* Task objective
Copy each line exactly.

* Data provided
——

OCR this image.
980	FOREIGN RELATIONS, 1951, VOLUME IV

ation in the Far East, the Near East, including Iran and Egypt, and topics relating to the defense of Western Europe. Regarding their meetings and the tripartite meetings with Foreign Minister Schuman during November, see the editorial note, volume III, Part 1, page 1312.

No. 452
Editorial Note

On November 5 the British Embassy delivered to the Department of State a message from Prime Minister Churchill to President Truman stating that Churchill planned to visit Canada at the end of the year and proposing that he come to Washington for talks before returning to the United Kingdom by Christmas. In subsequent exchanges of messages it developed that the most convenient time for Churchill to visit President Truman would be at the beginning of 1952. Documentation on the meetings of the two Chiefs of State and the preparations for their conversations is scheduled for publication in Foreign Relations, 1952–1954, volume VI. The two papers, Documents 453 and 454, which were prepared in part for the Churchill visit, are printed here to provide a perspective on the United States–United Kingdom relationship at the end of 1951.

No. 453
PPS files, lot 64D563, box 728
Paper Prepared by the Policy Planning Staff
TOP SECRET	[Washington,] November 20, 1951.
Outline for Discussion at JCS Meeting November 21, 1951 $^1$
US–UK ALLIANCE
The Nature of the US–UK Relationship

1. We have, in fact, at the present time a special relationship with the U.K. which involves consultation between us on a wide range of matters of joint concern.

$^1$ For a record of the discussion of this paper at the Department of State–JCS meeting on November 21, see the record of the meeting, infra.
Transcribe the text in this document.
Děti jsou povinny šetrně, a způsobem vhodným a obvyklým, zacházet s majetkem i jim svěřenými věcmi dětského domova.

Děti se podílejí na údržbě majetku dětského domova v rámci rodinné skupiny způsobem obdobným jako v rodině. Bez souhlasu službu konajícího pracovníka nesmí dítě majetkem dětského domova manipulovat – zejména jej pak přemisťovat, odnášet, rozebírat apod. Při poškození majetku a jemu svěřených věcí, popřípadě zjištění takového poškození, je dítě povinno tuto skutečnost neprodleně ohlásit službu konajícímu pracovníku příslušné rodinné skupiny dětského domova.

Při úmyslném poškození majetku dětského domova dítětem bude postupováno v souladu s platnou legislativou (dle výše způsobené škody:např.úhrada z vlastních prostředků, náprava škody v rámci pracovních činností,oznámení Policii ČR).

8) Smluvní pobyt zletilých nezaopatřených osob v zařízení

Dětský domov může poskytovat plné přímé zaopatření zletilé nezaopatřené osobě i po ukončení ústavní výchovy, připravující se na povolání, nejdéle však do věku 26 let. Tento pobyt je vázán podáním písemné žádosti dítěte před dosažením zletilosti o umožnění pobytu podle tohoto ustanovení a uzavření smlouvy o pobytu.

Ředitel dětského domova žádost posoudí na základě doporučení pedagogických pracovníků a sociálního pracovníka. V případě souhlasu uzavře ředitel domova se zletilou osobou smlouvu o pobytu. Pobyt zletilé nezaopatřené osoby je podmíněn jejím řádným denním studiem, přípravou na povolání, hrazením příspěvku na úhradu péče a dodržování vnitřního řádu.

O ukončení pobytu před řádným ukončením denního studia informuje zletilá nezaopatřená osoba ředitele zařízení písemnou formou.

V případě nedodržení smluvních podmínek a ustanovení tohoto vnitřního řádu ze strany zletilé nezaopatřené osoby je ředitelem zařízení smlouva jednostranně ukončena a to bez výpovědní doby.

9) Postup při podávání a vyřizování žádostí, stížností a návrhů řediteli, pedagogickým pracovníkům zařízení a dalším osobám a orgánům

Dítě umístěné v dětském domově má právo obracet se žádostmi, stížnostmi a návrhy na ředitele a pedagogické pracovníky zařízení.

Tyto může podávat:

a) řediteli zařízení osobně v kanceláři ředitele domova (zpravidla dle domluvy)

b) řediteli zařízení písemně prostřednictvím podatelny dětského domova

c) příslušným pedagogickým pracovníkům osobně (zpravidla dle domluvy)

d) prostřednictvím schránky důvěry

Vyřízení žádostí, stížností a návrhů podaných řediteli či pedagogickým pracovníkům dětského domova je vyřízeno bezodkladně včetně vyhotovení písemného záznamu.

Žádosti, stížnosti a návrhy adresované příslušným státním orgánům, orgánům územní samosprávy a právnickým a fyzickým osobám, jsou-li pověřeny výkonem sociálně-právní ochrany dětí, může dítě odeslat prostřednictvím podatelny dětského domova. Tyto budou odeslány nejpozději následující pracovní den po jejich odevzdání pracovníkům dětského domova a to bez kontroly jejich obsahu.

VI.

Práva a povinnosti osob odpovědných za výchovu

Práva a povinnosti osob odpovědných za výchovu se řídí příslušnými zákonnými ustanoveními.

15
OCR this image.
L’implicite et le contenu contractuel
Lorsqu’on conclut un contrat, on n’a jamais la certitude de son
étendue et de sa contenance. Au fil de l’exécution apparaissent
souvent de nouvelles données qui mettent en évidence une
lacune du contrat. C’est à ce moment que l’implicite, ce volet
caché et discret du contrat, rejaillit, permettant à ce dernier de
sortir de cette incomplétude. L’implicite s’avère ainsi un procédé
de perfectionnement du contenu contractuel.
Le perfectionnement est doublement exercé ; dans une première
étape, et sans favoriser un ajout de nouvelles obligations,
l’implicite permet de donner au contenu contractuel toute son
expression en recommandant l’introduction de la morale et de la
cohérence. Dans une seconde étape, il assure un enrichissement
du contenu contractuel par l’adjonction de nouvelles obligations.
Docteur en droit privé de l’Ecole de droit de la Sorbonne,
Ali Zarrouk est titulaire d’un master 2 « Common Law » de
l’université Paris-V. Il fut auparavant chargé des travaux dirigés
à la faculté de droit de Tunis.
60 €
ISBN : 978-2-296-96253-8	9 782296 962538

——

* Exercise solution
OCR this image.
980	FOREIGN RELATIONS, 1951, VOLUME IV

ation in the Far East, the Near East, including Iran and Egypt, and topics relating to the defense of Western Europe. Regarding their meetings and the tripartite meetings with Foreign Minister Schuman during November, see the editorial note, volume III, Part 1, page 1312.

No. 452
Editorial Note

On November 5 the British Embassy delivered to the Department of State a message from Prime Minister Churchill to President Truman stating that Churchill planned to visit Canada at the end of the year and proposing that he come to Washington for talks before returning to the United Kingdom by Christmas. In subsequent exchanges of messages it developed that the most convenient time for Churchill to visit President Truman would be at the beginning of 1952. Documentation on the meetings of the two Chiefs of State and the preparations for their conversations is scheduled for publication in Foreign Relations, 1952–1954, volume VI. The two papers, Documents 453 and 454, which were prepared in part for the Churchill visit, are printed here to provide a perspective on the United States–United Kingdom relationship at the end of 1951.

No. 453
PPS files, lot 64D563, box 728
Paper Prepared by the Policy Planning Staff
TOP SECRET	[Washington,] November 20, 1951.
Outline for Discussion at JCS Meeting November 21, 1951 $^1$
US–UK ALLIANCE
The Nature of the US–UK Relationship

1. We have, in fact, at the present time a special relationship with the U.K. which involves consultation between us on a wide range of matters of joint concern.

$^1$ For a record of the discussion of this paper at the Department of State–JCS meeting on November 21, see the record of the meeting, infra.
Transcribe the text in this document.
Děti jsou povinny šetrně, a způsobem vhodným a obvyklým, zacházet s majetkem i jim svěřenými věcmi dětského domova.

Děti se podílejí na údržbě majetku dětského domova v rámci rodinné skupiny způsobem obdobným jako v rodině. Bez souhlasu službu konajícího pracovníka nesmí dítě majetkem dětského domova manipulovat – zejména jej pak přemisťovat, odnášet, rozebírat apod. Při poškození majetku a jemu svěřených věcí, popřípadě zjištění takového poškození, je dítě povinno tuto skutečnost neprodleně ohlásit službu konajícímu pracovníku příslušné rodinné skupiny dětského domova.

Při úmyslném poškození majetku dětského domova dítětem bude postupováno v souladu s platnou legislativou (dle výše způsobené škody:např.úhrada z vlastních prostředků, náprava škody v rámci pracovních činností,oznámení Policii ČR).

8) Smluvní pobyt zletilých nezaopatřených osob v zařízení

Dětský domov může poskytovat plné přímé zaopatření zletilé nezaopatřené osobě i po ukončení ústavní výchovy, připravující se na povolání, nejdéle však do věku 26 let. Tento pobyt je vázán podáním písemné žádosti dítěte před dosažením zletilosti o umožnění pobytu podle tohoto ustanovení a uzavření smlouvy o pobytu.

Ředitel dětského domova žádost posoudí na základě doporučení pedagogických pracovníků a sociálního pracovníka. V případě souhlasu uzavře ředitel domova se zletilou osobou smlouvu o pobytu. Pobyt zletilé nezaopatřené osoby je podmíněn jejím řádným denním studiem, přípravou na povolání, hrazením příspěvku na úhradu péče a dodržování vnitřního řádu.

O ukončení pobytu před řádným ukončením denního studia informuje zletilá nezaopatřená osoba ředitele zařízení písemnou formou.

V případě nedodržení smluvních podmínek a ustanovení tohoto vnitřního řádu ze strany zletilé nezaopatřené osoby je ředitelem zařízení smlouva jednostranně ukončena a to bez výpovědní doby.

9) Postup při podávání a vyřizování žádostí, stížností a návrhů řediteli, pedagogickým pracovníkům zařízení a dalším osobám a orgánům

Dítě umístěné v dětském domově má právo obracet se žádostmi, stížnostmi a návrhy na ředitele a pedagogické pracovníky zařízení.

Tyto může podávat:

a) řediteli zařízení osobně v kanceláři ředitele domova (zpravidla dle domluvy)

b) řediteli zařízení písemně prostřednictvím podatelny dětského domova

c) příslušným pedagogickým pracovníkům osobně (zpravidla dle domluvy)

d) prostřednictvím schránky důvěry

Vyřízení žádostí, stížností a návrhů podaných řediteli či pedagogickým pracovníkům dětského domova je vyřízeno bezodkladně včetně vyhotovení písemného záznamu.

Žádosti, stížnosti a návrhy adresované příslušným státním orgánům, orgánům územní samosprávy a právnickým a fyzickým osobám, jsou-li pověřeny výkonem sociálně-právní ochrany dětí, může dítě odeslat prostřednictvím podatelny dětského domova. Tyto budou odeslány nejpozději následující pracovní den po jejich odevzdání pracovníkům dětského domova a to bez kontroly jejich obsahu.

VI.

Práva a povinnosti osob odpovědných za výchovu

Práva a povinnosti osob odpovědných za výchovu se řídí příslušnými zákonnými ustanoveními.

15
OCR this image.
L’implicite et le contenu contractuel
Lorsqu’on conclut un contrat, on n’a jamais la certitude de son
étendue et de sa contenance. Au fil de l’exécution apparaissent
souvent de nouvelles données qui mettent en évidence une
lacune du contrat. C’est à ce moment que l’implicite, ce volet
caché et discret du contrat, rejaillit, permettant à ce dernier de
sortir de cette incomplétude. L’implicite s’avère ainsi un procédé
de perfectionnement du contenu contractuel.
Le perfectionnement est doublement exercé ; dans une première
étape, et sans favoriser un ajout de nouvelles obligations,
l’implicite permet de donner au contenu contractuel toute son
expression en recommandant l’introduction de la morale et de la
cohérence. Dans une seconde étape, il assure un enrichissement
du contenu contractuel par l’adjonction de nouvelles obligations.
Docteur en droit privé de l’Ecole de droit de la Sorbonne,
Ali Zarrouk est titulaire d’un master 2 « Common Law » de
l’université Paris-V. Il fut auparavant chargé des travaux dirigés
à la faculté de droit de Tunis.
60 €
ISBN : 978-2-296-96253-8	9 782296 962538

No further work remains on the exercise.